▸ CHALLENGE: Select the lines that contain "fórmula" and copy each of them.

▸ DATA FOR PROCESSING:
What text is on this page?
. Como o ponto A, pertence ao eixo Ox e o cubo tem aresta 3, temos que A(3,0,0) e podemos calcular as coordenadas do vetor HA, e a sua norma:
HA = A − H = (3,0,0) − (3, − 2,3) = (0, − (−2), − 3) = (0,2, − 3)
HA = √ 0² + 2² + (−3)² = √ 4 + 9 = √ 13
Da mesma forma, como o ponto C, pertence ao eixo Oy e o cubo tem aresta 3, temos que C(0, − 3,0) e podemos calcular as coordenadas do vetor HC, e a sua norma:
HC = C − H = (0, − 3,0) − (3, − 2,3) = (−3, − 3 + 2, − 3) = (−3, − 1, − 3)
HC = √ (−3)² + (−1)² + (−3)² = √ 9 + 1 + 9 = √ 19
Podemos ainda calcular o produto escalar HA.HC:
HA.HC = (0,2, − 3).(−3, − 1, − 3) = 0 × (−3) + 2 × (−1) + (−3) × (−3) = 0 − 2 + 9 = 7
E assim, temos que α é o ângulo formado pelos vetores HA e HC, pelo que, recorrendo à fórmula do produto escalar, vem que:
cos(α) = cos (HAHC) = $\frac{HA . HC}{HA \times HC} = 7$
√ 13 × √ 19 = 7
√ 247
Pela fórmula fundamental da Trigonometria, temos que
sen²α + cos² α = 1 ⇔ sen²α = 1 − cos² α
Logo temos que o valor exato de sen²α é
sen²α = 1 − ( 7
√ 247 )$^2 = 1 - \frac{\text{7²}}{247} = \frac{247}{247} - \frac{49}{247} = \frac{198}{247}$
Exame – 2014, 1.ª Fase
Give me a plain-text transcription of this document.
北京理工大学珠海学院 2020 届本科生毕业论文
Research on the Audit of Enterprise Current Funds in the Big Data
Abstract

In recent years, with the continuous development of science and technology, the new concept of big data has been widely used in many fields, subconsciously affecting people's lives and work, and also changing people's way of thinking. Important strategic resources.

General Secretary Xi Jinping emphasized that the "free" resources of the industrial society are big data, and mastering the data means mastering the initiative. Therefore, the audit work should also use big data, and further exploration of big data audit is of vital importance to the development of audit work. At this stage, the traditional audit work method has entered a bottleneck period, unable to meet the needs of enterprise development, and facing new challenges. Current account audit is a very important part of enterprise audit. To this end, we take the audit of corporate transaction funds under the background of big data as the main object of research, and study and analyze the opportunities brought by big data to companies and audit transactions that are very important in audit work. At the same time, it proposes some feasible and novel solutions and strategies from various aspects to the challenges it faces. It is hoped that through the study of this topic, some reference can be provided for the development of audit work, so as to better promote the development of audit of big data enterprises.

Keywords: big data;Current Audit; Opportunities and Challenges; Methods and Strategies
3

▸ PROBLEM SOLUTION:
E assim, temos que α é o ângulo formado pelos vetores HA e HC, pelo que, recorrendo à fórmula do produto escalar, vem que:
Pela fórmula fundamental da Trigonometria, temos que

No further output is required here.